+++ DATA TO PROCESS +++

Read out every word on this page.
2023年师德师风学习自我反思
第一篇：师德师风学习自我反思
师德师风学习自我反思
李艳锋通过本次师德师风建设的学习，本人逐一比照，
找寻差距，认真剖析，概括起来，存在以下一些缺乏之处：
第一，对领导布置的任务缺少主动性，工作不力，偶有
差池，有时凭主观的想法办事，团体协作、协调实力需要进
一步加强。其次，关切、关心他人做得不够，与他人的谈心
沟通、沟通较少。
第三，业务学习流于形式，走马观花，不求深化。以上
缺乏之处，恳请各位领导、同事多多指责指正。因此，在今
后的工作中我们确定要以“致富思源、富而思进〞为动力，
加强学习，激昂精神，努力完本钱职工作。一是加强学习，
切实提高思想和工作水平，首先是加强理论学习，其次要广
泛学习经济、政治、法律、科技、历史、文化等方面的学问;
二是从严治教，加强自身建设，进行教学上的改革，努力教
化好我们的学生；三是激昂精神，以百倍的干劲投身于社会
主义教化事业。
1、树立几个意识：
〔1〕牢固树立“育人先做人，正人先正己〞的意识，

+++

TASK GOAL
Repeat all the records. Match each line exactly.

TASK RESULT
Read out every word on this page.
2023年师德师风学习自我反思
第一篇：师德师风学习自我反思
师德师风学习自我反思
李艳锋通过本次师德师风建设的学习，本人逐一比照，
找寻差距，认真剖析，概括起来，存在以下一些缺乏之处：
第一，对领导布置的任务缺少主动性，工作不力，偶有
差池，有时凭主观的想法办事，团体协作、协调实力需要进
一步加强。其次，关切、关心他人做得不够，与他人的谈心
沟通、沟通较少。
第三，业务学习流于形式，走马观花，不求深化。以上
缺乏之处，恳请各位领导、同事多多指责指正。因此，在今
后的工作中我们确定要以“致富思源、富而思进〞为动力，
加强学习，激昂精神，努力完本钱职工作。一是加强学习，
切实提高思想和工作水平，首先是加强理论学习，其次要广
泛学习经济、政治、法律、科技、历史、文化等方面的学问;
二是从严治教，加强自身建设，进行教学上的改革，努力教
化好我们的学生；三是激昂精神，以百倍的干劲投身于社会
主义教化事业。
1、树立几个意识：
〔1〕牢固树立“育人先做人，正人先正己〞的意识，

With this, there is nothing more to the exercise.